PROBLEM TO WORK ON: Every line containing the word "color" needs to be found and copied.

[START INPUT MATERIAL]

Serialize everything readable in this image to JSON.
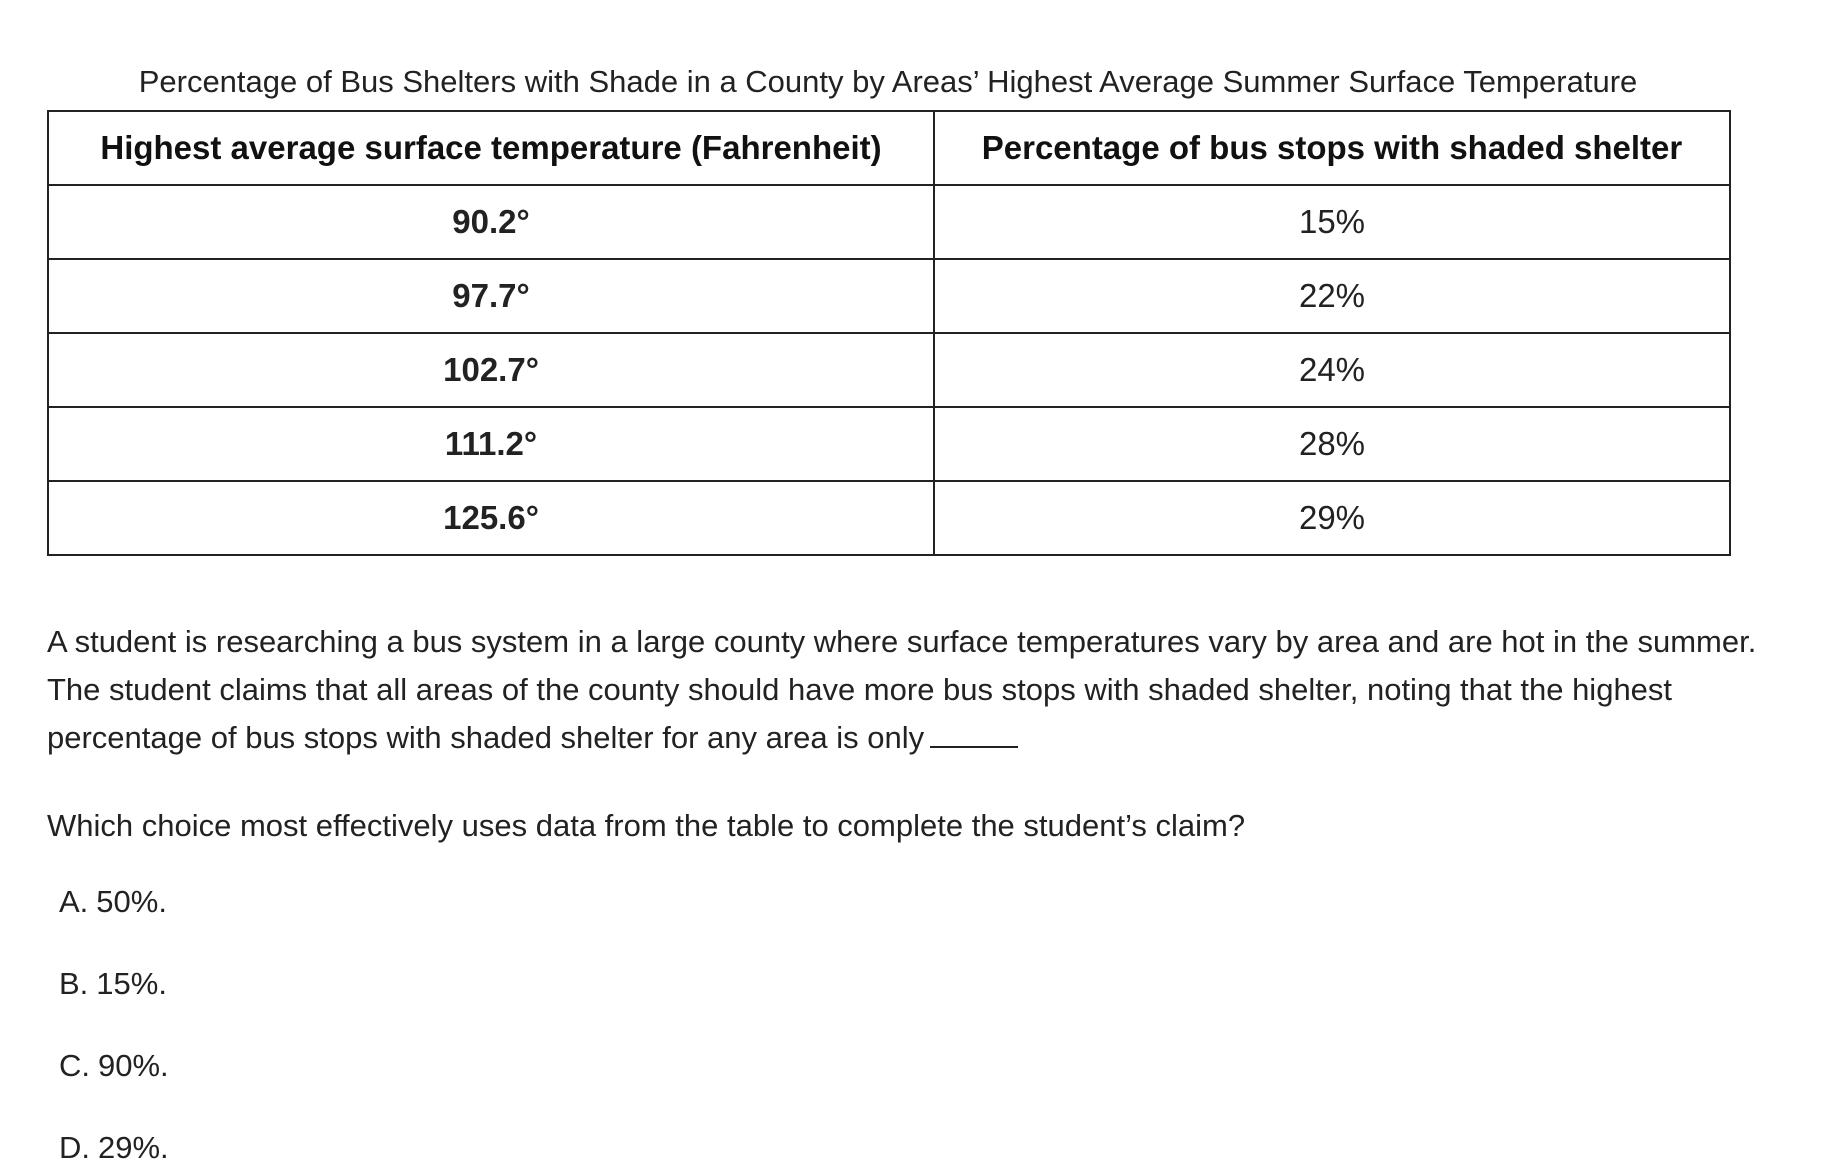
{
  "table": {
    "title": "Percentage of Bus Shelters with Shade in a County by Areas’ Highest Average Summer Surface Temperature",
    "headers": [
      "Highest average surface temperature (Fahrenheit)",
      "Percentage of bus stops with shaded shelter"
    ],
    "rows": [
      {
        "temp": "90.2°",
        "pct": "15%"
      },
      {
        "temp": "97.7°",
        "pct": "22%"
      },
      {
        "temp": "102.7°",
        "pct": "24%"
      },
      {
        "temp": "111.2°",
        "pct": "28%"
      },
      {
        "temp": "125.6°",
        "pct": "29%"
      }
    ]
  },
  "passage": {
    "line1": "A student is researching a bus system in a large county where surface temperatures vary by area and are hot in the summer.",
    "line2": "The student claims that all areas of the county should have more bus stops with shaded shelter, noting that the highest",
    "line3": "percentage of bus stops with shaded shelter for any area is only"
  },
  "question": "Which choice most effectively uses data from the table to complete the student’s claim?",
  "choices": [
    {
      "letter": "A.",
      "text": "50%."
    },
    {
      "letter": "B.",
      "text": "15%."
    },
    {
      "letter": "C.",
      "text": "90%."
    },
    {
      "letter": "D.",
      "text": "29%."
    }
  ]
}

[END INPUT MATERIAL]
[START INPUT MATERIAL]

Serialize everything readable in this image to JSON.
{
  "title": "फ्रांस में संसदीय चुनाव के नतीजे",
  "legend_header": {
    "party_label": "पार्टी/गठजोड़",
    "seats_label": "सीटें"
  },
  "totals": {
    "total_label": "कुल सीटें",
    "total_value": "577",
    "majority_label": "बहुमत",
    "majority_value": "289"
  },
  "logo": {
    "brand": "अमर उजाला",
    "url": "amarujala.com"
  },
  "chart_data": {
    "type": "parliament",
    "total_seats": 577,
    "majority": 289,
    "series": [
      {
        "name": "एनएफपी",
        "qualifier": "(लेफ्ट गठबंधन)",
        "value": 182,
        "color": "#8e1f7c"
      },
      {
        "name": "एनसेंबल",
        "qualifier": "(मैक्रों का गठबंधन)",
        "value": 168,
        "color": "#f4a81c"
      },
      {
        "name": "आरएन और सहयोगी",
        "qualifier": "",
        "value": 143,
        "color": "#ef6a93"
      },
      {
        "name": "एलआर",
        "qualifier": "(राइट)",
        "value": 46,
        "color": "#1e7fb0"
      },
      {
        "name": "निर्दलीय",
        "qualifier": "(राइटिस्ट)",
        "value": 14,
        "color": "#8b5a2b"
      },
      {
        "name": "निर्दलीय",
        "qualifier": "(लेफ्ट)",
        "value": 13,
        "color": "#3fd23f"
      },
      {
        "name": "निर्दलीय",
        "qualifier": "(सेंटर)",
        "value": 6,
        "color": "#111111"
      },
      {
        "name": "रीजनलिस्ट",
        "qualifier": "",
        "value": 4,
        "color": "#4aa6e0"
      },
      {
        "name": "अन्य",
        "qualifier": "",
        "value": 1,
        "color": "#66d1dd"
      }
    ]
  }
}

[END INPUT MATERIAL]
[START INPUT MATERIAL]

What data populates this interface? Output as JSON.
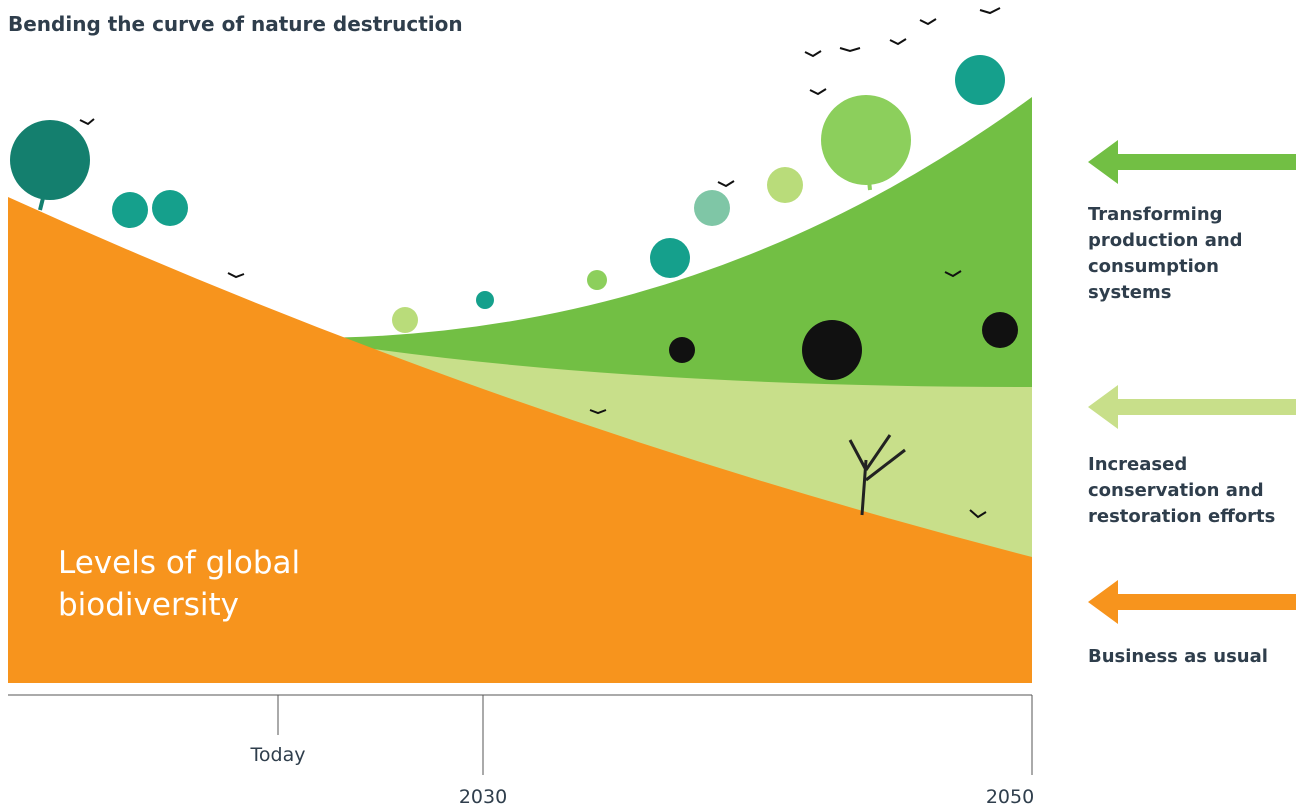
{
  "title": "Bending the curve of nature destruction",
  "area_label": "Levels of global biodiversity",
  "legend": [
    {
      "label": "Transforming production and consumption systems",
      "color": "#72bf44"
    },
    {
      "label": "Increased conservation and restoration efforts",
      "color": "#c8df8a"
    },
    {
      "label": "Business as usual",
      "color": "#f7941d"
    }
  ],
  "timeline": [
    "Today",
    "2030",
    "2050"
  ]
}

[END INPUT MATERIAL]

SOLUTION TO THIS TASK:
        "color": "#8e1f7c"
        "color": "#f4a81c"
        "color": "#ef6a93"
        "color": "#1e7fb0"
        "color": "#8b5a2b"
        "color": "#3fd23f"
        "color": "#111111"
        "color": "#4aa6e0"
        "color": "#66d1dd"
      "color": "#72bf44"
      "color": "#c8df8a"
      "color": "#f7941d"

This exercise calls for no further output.